[Dataset entries]
====
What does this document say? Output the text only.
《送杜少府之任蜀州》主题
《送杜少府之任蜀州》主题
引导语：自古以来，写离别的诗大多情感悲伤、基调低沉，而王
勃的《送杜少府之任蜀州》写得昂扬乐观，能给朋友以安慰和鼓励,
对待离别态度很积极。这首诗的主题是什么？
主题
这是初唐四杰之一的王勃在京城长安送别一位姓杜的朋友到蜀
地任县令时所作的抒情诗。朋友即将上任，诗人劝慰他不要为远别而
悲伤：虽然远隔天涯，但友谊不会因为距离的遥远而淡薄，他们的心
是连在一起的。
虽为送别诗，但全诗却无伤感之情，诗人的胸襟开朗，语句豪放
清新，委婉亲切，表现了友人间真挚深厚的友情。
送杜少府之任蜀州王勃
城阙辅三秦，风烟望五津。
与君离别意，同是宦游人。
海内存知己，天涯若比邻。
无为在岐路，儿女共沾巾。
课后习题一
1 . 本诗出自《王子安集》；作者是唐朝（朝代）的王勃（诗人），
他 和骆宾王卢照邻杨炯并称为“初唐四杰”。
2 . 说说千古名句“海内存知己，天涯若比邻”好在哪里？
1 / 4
====
» **Stated exercise**:
A single figure is required: the number of lines above in which the word "海内存知己" occurs.

» **Exercise output**:
2